**Your task**
Locate and copy all lines bearing the word "Give".

>> START Provided material

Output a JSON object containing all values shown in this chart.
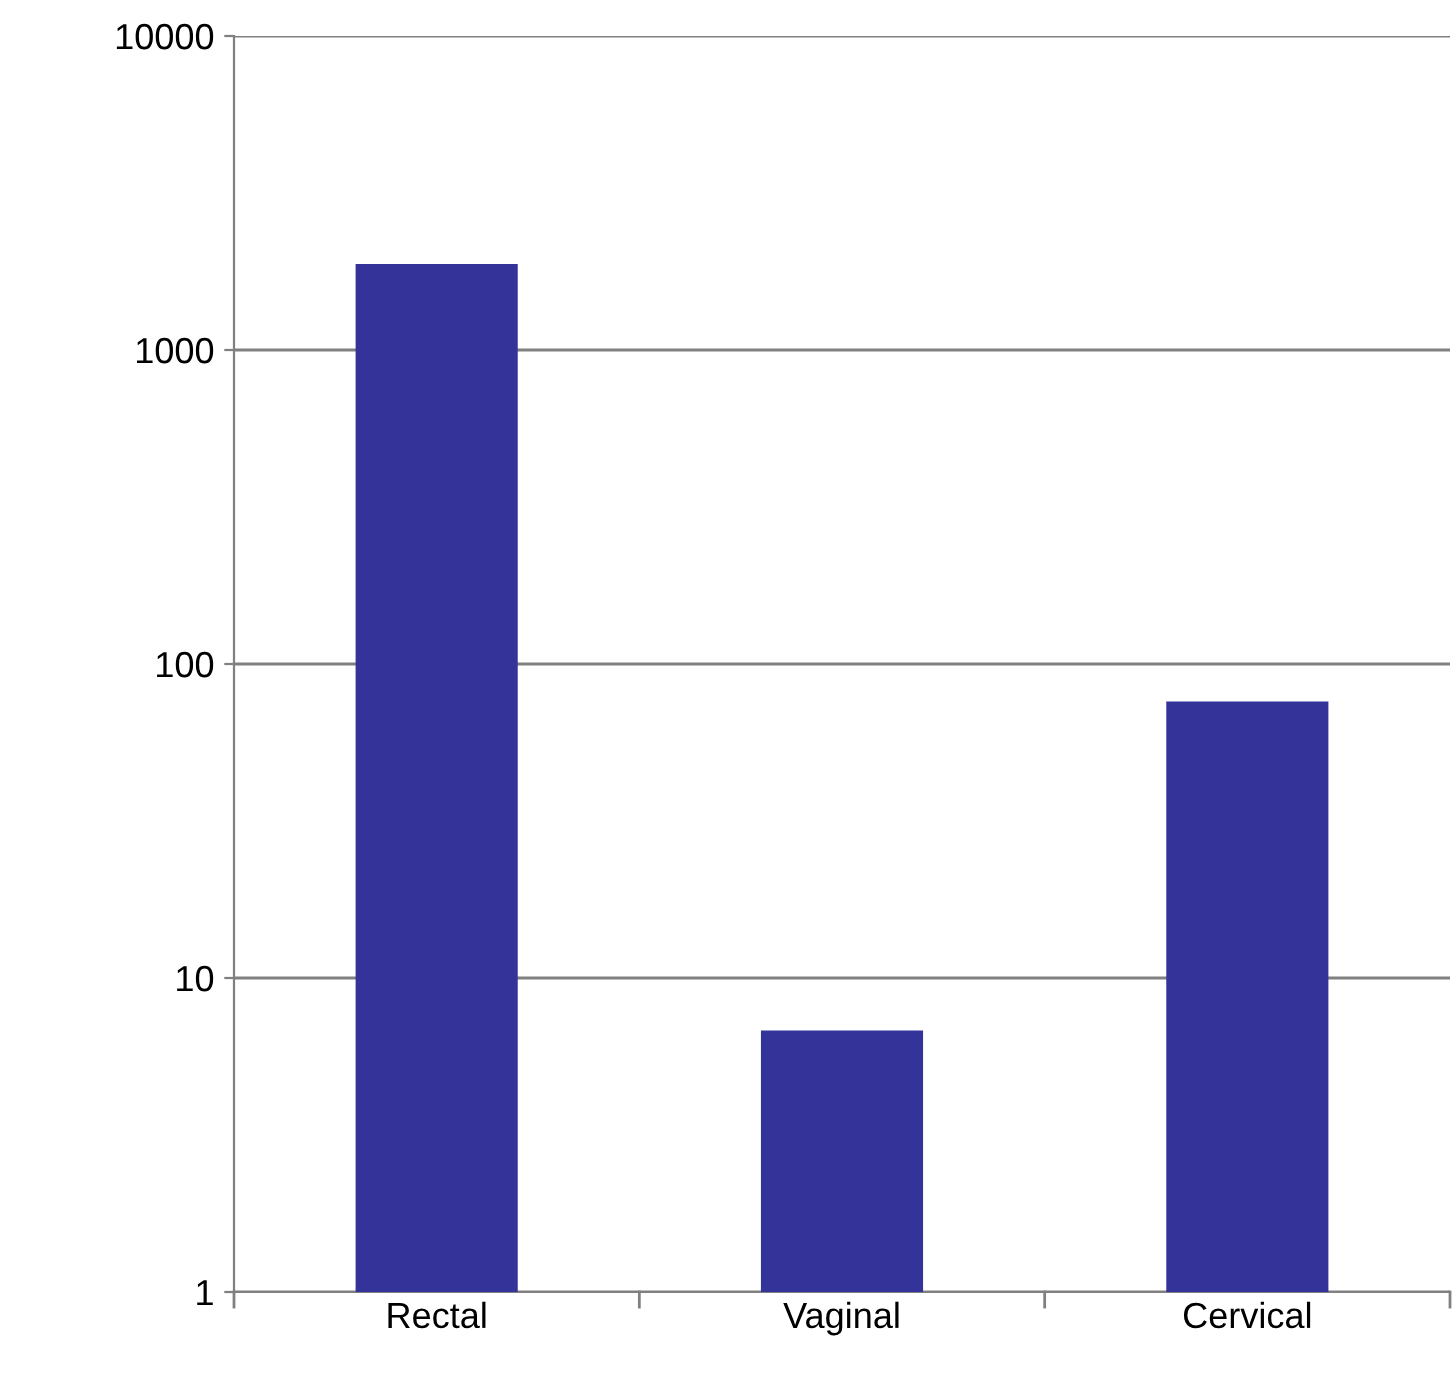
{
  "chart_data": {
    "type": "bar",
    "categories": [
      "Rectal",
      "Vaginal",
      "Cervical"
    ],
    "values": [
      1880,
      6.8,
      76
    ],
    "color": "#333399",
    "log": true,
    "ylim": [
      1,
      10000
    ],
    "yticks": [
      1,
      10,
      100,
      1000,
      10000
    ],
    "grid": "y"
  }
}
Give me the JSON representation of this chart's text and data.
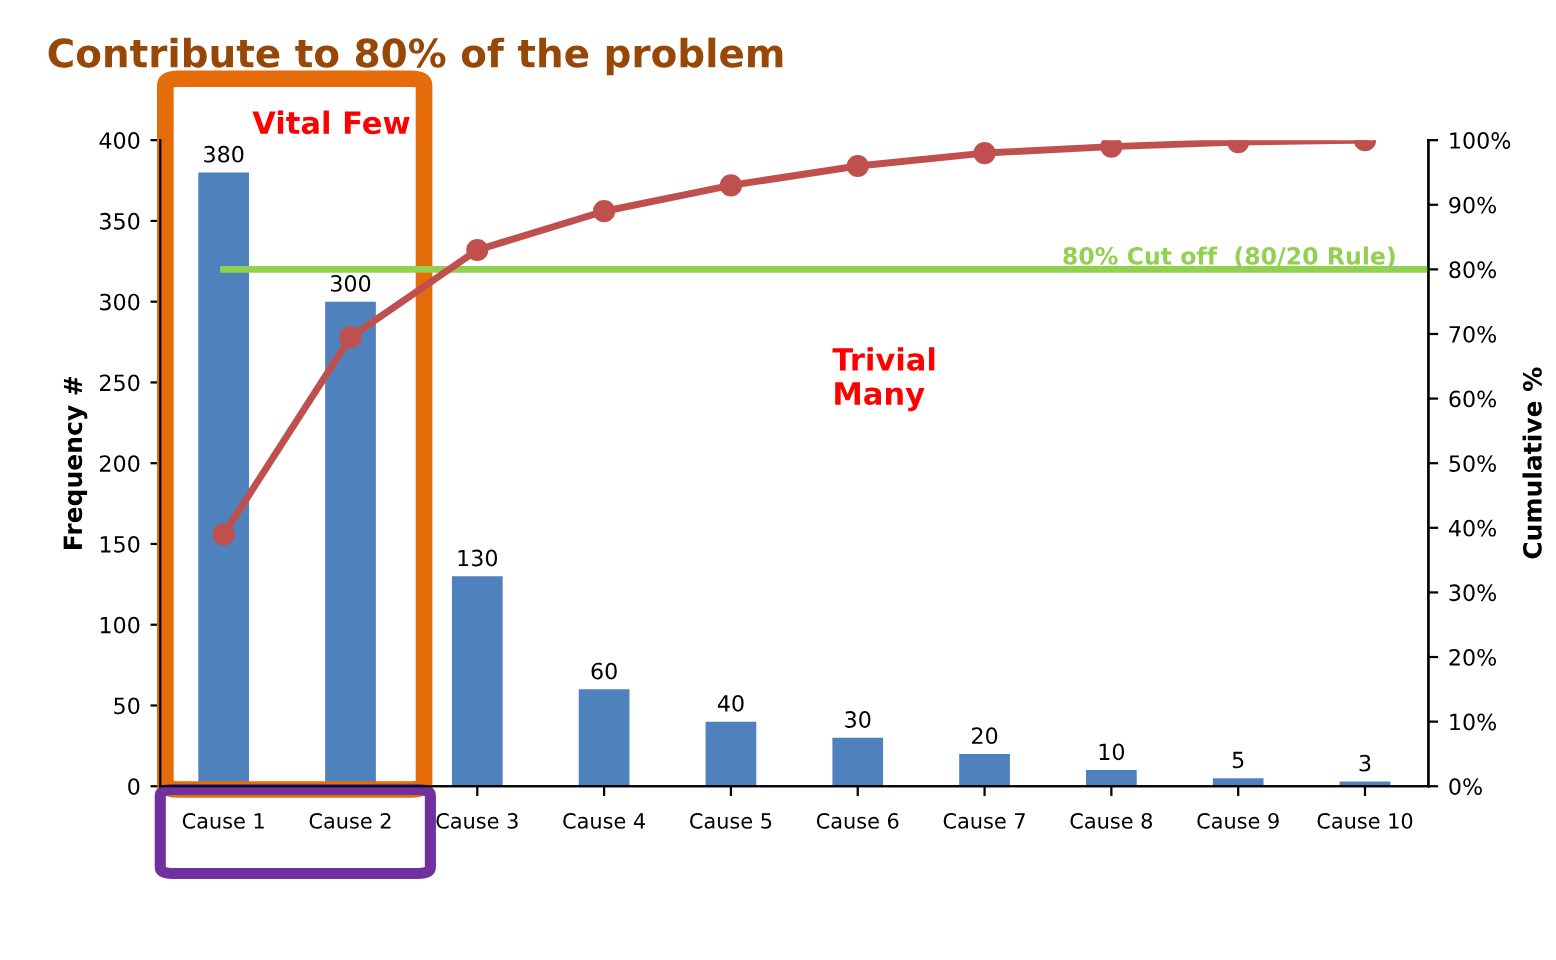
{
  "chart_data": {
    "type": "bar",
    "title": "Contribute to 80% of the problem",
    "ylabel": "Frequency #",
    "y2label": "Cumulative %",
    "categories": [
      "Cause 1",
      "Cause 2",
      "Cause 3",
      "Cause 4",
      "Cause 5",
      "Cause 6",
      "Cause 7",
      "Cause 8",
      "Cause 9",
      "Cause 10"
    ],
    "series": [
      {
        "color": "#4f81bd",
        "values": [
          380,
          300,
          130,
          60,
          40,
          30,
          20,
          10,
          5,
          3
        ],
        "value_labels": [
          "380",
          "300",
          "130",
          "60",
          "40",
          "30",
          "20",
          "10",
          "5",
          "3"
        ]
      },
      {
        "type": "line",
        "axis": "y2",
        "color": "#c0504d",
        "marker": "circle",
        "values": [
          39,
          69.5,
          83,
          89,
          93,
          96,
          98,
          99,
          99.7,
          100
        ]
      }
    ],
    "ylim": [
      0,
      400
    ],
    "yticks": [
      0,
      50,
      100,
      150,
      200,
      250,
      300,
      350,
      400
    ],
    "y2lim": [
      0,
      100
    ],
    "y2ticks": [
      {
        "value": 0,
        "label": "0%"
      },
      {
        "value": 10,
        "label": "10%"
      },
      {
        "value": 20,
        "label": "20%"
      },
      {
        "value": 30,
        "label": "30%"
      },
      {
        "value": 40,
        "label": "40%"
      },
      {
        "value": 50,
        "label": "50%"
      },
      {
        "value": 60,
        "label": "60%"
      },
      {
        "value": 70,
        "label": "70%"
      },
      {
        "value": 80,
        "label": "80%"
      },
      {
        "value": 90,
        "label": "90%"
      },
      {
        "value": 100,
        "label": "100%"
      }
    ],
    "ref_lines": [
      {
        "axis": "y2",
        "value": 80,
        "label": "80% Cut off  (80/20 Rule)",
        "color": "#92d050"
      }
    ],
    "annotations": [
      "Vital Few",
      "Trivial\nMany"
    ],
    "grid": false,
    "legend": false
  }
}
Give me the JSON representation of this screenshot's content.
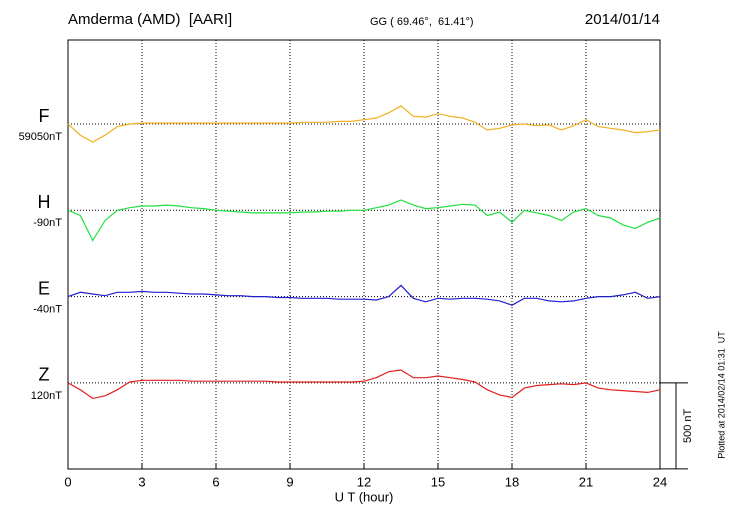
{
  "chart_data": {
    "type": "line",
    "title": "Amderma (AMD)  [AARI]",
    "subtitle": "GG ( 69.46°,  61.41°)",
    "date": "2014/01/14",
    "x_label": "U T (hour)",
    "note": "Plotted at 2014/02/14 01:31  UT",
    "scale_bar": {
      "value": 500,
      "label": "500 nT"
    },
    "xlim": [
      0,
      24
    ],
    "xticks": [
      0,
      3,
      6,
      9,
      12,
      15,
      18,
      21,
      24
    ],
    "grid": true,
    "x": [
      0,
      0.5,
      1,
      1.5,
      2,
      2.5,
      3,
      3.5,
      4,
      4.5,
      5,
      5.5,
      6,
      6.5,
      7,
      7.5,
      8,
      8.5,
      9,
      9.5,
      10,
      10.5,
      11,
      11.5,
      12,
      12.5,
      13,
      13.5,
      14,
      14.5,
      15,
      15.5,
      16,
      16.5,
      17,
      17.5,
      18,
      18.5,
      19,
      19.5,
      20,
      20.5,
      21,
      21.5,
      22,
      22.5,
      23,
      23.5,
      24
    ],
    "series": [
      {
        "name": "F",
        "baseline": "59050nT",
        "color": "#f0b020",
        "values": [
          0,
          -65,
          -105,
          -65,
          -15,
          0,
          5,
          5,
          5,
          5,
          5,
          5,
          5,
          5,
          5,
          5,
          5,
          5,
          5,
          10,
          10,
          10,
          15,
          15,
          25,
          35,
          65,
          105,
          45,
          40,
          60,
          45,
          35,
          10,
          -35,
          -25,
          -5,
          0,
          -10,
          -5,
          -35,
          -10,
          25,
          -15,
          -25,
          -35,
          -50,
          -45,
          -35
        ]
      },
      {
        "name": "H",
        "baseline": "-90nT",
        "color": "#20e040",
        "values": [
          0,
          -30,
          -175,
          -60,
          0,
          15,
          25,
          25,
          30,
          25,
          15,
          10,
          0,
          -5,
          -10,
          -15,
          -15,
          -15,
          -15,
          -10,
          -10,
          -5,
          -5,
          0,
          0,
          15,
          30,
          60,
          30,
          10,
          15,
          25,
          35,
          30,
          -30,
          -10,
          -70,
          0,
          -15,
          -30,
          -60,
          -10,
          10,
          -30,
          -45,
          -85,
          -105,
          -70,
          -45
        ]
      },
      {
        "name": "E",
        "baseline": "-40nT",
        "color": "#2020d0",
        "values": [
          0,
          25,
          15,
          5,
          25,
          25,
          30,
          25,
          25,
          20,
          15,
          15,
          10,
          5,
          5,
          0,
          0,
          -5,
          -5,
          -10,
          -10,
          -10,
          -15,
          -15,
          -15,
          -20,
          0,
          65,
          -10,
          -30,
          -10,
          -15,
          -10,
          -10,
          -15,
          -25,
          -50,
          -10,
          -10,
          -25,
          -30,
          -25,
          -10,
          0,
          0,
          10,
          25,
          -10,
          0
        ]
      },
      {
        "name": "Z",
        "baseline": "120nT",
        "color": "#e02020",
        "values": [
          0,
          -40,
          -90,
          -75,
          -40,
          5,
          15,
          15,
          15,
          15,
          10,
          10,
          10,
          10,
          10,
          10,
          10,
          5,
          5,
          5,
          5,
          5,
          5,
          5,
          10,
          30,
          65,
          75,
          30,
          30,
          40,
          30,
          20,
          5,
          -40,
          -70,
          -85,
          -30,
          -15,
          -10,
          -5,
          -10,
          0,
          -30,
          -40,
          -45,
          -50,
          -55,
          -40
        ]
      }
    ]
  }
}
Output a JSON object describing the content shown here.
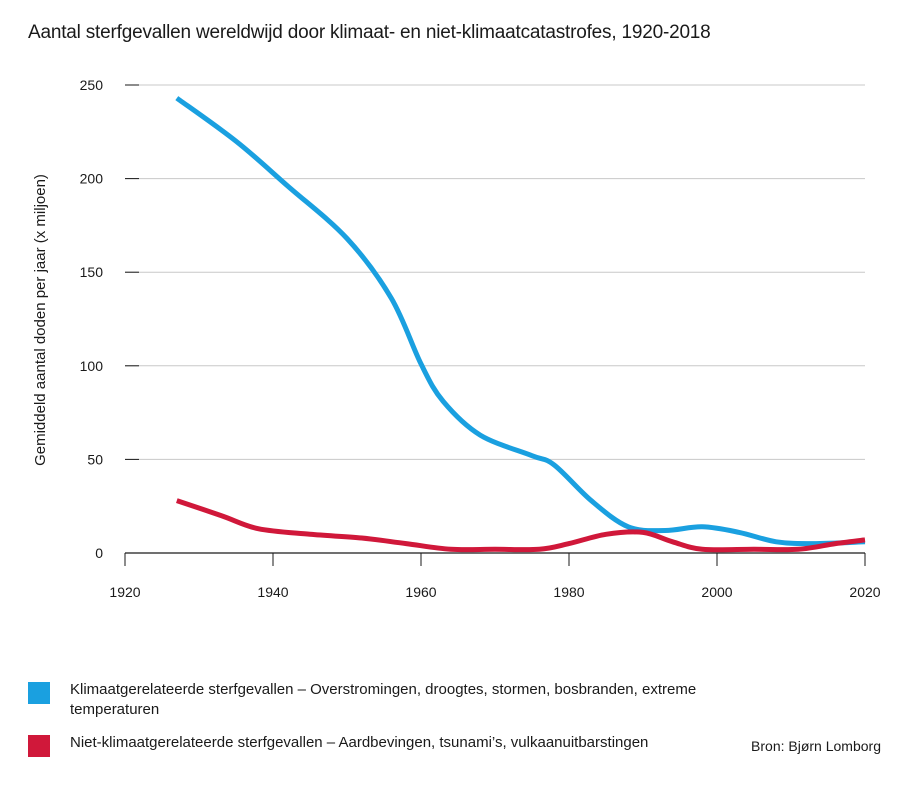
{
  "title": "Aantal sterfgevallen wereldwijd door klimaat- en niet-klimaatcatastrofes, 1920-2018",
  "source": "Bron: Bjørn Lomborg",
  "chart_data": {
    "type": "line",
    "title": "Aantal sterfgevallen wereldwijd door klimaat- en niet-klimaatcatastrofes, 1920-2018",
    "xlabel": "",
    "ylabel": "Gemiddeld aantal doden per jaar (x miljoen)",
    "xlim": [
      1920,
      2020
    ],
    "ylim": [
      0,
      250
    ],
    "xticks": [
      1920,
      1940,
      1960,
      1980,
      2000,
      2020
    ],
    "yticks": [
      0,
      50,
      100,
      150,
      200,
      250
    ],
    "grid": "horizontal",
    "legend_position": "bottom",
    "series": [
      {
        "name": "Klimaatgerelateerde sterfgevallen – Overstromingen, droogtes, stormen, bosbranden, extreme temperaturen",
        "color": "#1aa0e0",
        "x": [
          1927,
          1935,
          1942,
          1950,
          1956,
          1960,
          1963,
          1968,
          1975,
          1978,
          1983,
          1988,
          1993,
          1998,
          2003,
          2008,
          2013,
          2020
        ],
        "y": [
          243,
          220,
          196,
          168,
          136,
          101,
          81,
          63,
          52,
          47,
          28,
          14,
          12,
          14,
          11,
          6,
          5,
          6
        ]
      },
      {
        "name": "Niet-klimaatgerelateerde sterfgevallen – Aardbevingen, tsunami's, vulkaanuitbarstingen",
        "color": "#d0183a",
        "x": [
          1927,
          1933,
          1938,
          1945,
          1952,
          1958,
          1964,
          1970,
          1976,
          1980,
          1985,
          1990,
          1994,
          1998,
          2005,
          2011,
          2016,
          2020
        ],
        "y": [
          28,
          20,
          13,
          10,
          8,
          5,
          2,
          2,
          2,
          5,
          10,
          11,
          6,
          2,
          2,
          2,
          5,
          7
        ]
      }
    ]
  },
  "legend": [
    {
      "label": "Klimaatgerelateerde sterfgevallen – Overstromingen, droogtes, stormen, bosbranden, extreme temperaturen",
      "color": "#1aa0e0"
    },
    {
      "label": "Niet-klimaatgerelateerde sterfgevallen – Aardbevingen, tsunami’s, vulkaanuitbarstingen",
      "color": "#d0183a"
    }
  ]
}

>> END Provided material

**Final answer**
Give me the JSON representation of this chart's text and data.
Give me the JSON representation of this screenshot's content.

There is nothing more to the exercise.